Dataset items
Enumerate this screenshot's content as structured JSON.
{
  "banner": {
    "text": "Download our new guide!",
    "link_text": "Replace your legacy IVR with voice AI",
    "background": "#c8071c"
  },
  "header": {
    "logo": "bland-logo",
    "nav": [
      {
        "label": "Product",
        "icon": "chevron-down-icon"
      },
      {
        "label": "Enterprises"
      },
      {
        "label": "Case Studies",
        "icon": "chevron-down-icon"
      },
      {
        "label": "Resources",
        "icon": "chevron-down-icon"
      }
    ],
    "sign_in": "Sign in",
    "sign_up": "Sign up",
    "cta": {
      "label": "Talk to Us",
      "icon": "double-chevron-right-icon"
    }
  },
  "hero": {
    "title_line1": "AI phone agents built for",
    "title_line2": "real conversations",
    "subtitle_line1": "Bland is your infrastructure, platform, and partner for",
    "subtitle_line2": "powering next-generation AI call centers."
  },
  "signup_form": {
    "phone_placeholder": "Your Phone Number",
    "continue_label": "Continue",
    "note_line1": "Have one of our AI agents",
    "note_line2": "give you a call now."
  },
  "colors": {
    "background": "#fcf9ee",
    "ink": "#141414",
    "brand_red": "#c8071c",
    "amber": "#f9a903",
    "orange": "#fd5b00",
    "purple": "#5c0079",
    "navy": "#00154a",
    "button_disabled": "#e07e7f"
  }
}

• **Problem to work on**
Retype the data in full and match it exactly.

• **Written answer**
Enumerate this screenshot's content as structured JSON.
{
  "banner": {
    "text": "Download our new guide!",
    "link_text": "Replace your legacy IVR with voice AI",
    "background": "#c8071c"
  },
  "header": {
    "logo": "bland-logo",
    "nav": [
      {
        "label": "Product",
        "icon": "chevron-down-icon"
      },
      {
        "label": "Enterprises"
      },
      {
        "label": "Case Studies",
        "icon": "chevron-down-icon"
      },
      {
        "label": "Resources",
        "icon": "chevron-down-icon"
      }
    ],
    "sign_in": "Sign in",
    "sign_up": "Sign up",
    "cta": {
      "label": "Talk to Us",
      "icon": "double-chevron-right-icon"
    }
  },
  "hero": {
    "title_line1": "AI phone agents built for",
    "title_line2": "real conversations",
    "subtitle_line1": "Bland is your infrastructure, platform, and partner for",
    "subtitle_line2": "powering next-generation AI call centers."
  },
  "signup_form": {
    "phone_placeholder": "Your Phone Number",
    "continue_label": "Continue",
    "note_line1": "Have one of our AI agents",
    "note_line2": "give you a call now."
  },
  "colors": {
    "background": "#fcf9ee",
    "ink": "#141414",
    "brand_red": "#c8071c",
    "amber": "#f9a903",
    "orange": "#fd5b00",
    "purple": "#5c0079",
    "navy": "#00154a",
    "button_disabled": "#e07e7f"
  }
}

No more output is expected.